> _Information shown_
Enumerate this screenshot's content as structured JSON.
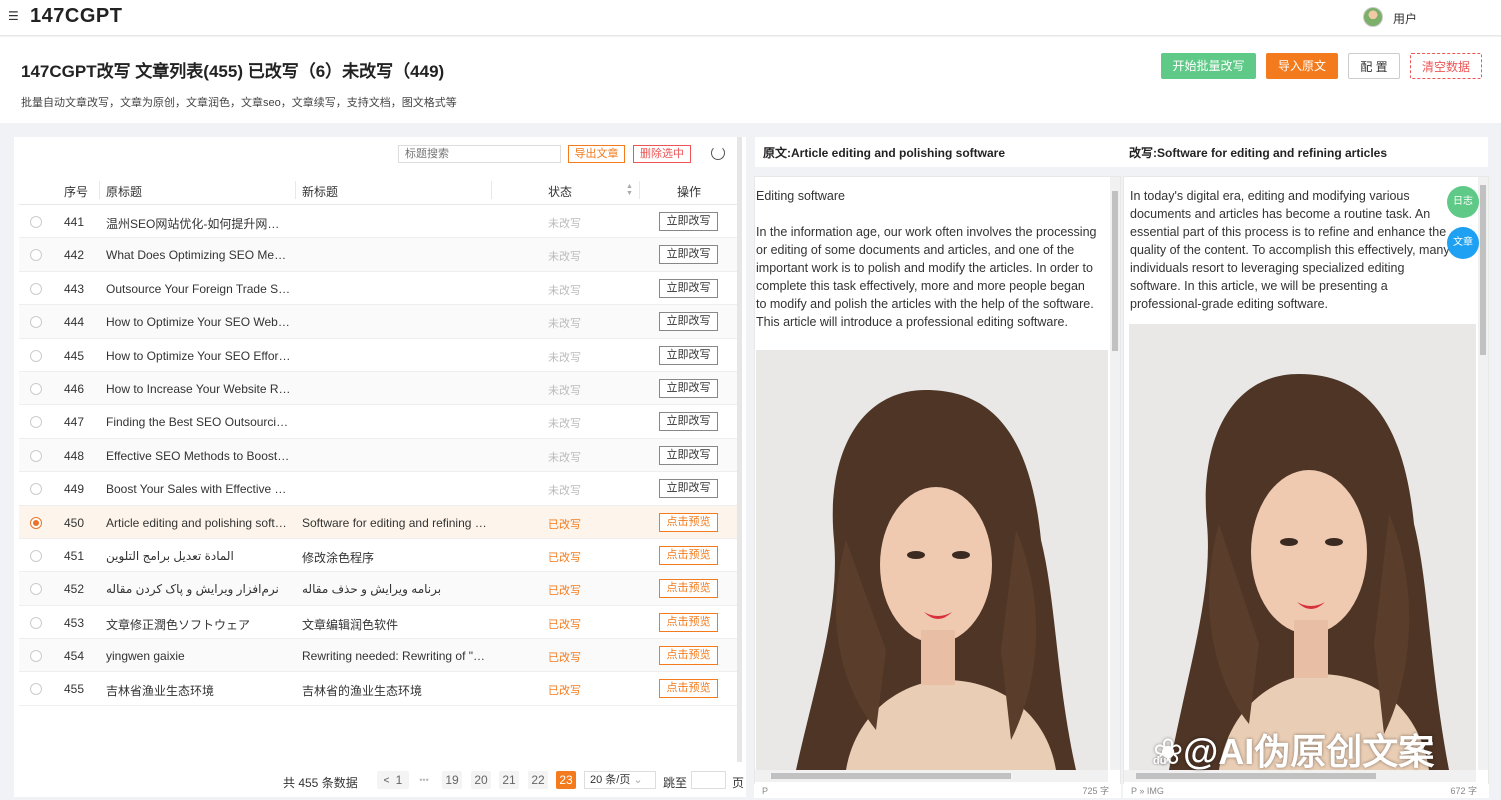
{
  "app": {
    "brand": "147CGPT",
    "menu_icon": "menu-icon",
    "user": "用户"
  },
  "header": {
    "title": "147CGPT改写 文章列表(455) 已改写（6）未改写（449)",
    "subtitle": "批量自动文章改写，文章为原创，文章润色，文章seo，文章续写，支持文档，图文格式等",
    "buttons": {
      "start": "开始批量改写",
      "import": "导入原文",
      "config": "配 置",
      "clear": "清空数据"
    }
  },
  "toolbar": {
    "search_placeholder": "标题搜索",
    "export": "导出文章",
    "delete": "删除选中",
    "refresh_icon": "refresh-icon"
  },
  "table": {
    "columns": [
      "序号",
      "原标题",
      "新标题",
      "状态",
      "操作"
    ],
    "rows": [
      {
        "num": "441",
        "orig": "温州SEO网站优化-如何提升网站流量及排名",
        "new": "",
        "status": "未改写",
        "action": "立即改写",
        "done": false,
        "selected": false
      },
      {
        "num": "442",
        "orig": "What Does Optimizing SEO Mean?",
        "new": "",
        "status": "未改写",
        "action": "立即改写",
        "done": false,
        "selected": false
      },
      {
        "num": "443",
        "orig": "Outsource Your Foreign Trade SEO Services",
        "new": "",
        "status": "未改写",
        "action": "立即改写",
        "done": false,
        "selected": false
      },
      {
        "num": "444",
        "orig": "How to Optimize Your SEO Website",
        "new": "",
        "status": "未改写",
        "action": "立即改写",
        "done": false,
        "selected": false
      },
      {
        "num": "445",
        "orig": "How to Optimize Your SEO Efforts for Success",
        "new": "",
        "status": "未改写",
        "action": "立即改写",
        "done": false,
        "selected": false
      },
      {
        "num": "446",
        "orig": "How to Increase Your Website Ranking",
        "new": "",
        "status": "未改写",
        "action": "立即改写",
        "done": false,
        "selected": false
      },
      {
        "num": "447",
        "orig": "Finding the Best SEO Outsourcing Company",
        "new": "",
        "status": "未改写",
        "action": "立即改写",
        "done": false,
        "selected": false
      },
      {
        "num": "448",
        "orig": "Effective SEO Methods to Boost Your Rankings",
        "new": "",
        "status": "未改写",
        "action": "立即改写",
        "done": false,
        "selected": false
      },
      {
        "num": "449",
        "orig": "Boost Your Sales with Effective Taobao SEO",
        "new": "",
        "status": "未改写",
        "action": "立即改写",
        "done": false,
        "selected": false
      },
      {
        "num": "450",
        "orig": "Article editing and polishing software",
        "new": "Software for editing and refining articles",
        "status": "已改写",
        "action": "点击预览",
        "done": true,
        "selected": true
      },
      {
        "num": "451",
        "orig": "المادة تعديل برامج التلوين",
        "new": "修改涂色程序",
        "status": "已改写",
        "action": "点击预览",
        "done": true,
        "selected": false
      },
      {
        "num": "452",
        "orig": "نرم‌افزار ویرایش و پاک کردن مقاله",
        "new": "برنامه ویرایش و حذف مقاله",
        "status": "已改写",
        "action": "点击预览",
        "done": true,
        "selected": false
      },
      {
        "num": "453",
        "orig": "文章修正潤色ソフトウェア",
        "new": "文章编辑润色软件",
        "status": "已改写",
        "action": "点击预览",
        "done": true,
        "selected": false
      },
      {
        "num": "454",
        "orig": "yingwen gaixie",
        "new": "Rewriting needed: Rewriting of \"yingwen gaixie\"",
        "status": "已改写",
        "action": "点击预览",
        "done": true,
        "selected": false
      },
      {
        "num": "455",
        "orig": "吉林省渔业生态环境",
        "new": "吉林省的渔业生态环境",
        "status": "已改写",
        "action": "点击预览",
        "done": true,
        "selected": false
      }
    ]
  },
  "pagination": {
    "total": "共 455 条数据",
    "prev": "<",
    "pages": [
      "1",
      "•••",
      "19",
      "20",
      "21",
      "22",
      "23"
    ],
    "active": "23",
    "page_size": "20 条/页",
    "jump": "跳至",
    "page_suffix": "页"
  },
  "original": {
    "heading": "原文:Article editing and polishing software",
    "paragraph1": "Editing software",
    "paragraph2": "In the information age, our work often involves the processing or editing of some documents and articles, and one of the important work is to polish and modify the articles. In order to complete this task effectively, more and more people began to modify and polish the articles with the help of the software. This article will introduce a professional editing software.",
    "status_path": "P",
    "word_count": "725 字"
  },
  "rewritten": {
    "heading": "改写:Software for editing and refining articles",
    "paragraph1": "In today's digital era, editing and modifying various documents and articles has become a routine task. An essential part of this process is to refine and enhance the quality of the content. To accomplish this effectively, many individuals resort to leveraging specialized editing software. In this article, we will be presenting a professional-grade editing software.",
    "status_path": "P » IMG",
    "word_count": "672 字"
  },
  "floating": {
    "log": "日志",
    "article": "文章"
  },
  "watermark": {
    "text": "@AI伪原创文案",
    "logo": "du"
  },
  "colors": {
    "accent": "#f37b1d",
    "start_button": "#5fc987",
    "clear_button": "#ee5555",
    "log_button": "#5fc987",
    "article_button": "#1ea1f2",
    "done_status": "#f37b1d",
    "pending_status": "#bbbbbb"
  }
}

> _Task_
Pick out and copy the lines of the entries that hold the string "polishing".

> _In response_
        "orig": "Article editing and polishing software",
    "heading": "原文:Article editing and polishing software",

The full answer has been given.